## EXERCISE TASK
Extract every line of the material below and reproduce it faithfully.

(Excerpts from a figure dataset)
········

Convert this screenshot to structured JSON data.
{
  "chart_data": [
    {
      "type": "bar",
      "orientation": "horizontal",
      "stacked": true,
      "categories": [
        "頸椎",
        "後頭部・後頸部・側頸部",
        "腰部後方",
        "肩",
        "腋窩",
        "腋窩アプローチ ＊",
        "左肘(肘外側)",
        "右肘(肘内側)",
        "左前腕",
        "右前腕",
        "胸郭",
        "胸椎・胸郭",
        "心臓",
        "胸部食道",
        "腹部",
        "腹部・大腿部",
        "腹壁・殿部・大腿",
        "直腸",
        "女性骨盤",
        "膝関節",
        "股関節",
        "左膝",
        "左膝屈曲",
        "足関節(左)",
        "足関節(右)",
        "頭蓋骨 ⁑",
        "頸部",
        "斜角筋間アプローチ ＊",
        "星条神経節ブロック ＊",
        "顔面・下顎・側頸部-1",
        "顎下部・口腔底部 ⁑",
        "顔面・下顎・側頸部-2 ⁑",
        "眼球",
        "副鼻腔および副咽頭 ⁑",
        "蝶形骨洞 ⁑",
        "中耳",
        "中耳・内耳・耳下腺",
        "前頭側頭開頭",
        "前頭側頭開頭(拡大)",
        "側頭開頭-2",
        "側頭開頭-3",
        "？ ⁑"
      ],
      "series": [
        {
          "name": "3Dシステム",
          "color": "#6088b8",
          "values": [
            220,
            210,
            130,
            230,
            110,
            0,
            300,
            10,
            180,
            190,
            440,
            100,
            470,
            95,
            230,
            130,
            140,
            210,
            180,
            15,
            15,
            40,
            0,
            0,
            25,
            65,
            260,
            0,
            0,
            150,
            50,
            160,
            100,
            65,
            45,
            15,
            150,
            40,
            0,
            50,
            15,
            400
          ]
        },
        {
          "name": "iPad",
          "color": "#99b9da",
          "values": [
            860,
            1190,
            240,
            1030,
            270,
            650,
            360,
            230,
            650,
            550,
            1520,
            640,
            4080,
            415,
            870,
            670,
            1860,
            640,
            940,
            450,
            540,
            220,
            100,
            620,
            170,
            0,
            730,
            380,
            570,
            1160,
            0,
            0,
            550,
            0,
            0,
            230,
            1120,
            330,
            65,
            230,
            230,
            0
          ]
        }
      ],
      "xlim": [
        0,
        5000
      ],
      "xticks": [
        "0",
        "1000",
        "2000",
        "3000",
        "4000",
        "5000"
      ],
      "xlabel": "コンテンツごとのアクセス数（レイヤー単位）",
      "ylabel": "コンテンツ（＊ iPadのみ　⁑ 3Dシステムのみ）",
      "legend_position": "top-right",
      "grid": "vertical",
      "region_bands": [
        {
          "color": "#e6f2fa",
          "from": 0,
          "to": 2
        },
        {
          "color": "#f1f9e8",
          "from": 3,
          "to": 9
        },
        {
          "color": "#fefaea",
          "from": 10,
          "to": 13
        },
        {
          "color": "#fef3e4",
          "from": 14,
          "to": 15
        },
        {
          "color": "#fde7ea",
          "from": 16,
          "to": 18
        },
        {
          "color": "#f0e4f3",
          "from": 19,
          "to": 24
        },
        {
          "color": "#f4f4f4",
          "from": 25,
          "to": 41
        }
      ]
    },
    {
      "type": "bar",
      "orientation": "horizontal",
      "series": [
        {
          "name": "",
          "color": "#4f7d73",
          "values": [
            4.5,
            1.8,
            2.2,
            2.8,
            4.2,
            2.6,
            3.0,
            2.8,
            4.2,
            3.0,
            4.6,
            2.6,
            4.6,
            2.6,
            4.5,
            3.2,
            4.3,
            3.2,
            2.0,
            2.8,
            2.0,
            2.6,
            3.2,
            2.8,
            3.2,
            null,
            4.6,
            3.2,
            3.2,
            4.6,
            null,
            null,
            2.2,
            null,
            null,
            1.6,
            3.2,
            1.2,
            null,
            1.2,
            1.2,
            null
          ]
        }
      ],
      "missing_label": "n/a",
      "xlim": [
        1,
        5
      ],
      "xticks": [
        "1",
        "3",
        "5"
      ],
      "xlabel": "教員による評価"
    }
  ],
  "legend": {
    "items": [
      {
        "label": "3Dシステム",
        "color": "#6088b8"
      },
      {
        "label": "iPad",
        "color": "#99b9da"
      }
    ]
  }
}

········

## OUTPUT FOR THIS EXERCISE
Convert this screenshot to structured JSON data.
{
  "chart_data": [
    {
      "type": "bar",
      "orientation": "horizontal",
      "stacked": true,
      "categories": [
        "頸椎",
        "後頭部・後頸部・側頸部",
        "腰部後方",
        "肩",
        "腋窩",
        "腋窩アプローチ ＊",
        "左肘(肘外側)",
        "右肘(肘内側)",
        "左前腕",
        "右前腕",
        "胸郭",
        "胸椎・胸郭",
        "心臓",
        "胸部食道",
        "腹部",
        "腹部・大腿部",
        "腹壁・殿部・大腿",
        "直腸",
        "女性骨盤",
        "膝関節",
        "股関節",
        "左膝",
        "左膝屈曲",
        "足関節(左)",
        "足関節(右)",
        "頭蓋骨 ⁑",
        "頸部",
        "斜角筋間アプローチ ＊",
        "星条神経節ブロック ＊",
        "顔面・下顎・側頸部-1",
        "顎下部・口腔底部 ⁑",
        "顔面・下顎・側頸部-2 ⁑",
        "眼球",
        "副鼻腔および副咽頭 ⁑",
        "蝶形骨洞 ⁑",
        "中耳",
        "中耳・内耳・耳下腺",
        "前頭側頭開頭",
        "前頭側頭開頭(拡大)",
        "側頭開頭-2",
        "側頭開頭-3",
        "？ ⁑"
      ],
      "series": [
        {
          "name": "3Dシステム",
          "color": "#6088b8",
          "values": [
            220,
            210,
            130,
            230,
            110,
            0,
            300,
            10,
            180,
            190,
            440,
            100,
            470,
            95,
            230,
            130,
            140,
            210,
            180,
            15,
            15,
            40,
            0,
            0,
            25,
            65,
            260,
            0,
            0,
            150,
            50,
            160,
            100,
            65,
            45,
            15,
            150,
            40,
            0,
            50,
            15,
            400
          ]
        },
        {
          "name": "iPad",
          "color": "#99b9da",
          "values": [
            860,
            1190,
            240,
            1030,
            270,
            650,
            360,
            230,
            650,
            550,
            1520,
            640,
            4080,
            415,
            870,
            670,
            1860,
            640,
            940,
            450,
            540,
            220,
            100,
            620,
            170,
            0,
            730,
            380,
            570,
            1160,
            0,
            0,
            550,
            0,
            0,
            230,
            1120,
            330,
            65,
            230,
            230,
            0
          ]
        }
      ],
      "xlim": [
        0,
        5000
      ],
      "xticks": [
        "0",
        "1000",
        "2000",
        "3000",
        "4000",
        "5000"
      ],
      "xlabel": "コンテンツごとのアクセス数（レイヤー単位）",
      "ylabel": "コンテンツ（＊ iPadのみ　⁑ 3Dシステムのみ）",
      "legend_position": "top-right",
      "grid": "vertical",
      "region_bands": [
        {
          "color": "#e6f2fa",
          "from": 0,
          "to": 2
        },
        {
          "color": "#f1f9e8",
          "from": 3,
          "to": 9
        },
        {
          "color": "#fefaea",
          "from": 10,
          "to": 13
        },
        {
          "color": "#fef3e4",
          "from": 14,
          "to": 15
        },
        {
          "color": "#fde7ea",
          "from": 16,
          "to": 18
        },
        {
          "color": "#f0e4f3",
          "from": 19,
          "to": 24
        },
        {
          "color": "#f4f4f4",
          "from": 25,
          "to": 41
        }
      ]
    },
    {
      "type": "bar",
      "orientation": "horizontal",
      "series": [
        {
          "name": "",
          "color": "#4f7d73",
          "values": [
            4.5,
            1.8,
            2.2,
            2.8,
            4.2,
            2.6,
            3.0,
            2.8,
            4.2,
            3.0,
            4.6,
            2.6,
            4.6,
            2.6,
            4.5,
            3.2,
            4.3,
            3.2,
            2.0,
            2.8,
            2.0,
            2.6,
            3.2,
            2.8,
            3.2,
            null,
            4.6,
            3.2,
            3.2,
            4.6,
            null,
            null,
            2.2,
            null,
            null,
            1.6,
            3.2,
            1.2,
            null,
            1.2,
            1.2,
            null
          ]
        }
      ],
      "missing_label": "n/a",
      "xlim": [
        1,
        5
      ],
      "xticks": [
        "1",
        "3",
        "5"
      ],
      "xlabel": "教員による評価"
    }
  ],
  "legend": {
    "items": [
      {
        "label": "3Dシステム",
        "color": "#6088b8"
      },
      {
        "label": "iPad",
        "color": "#99b9da"
      }
    ]
  }
}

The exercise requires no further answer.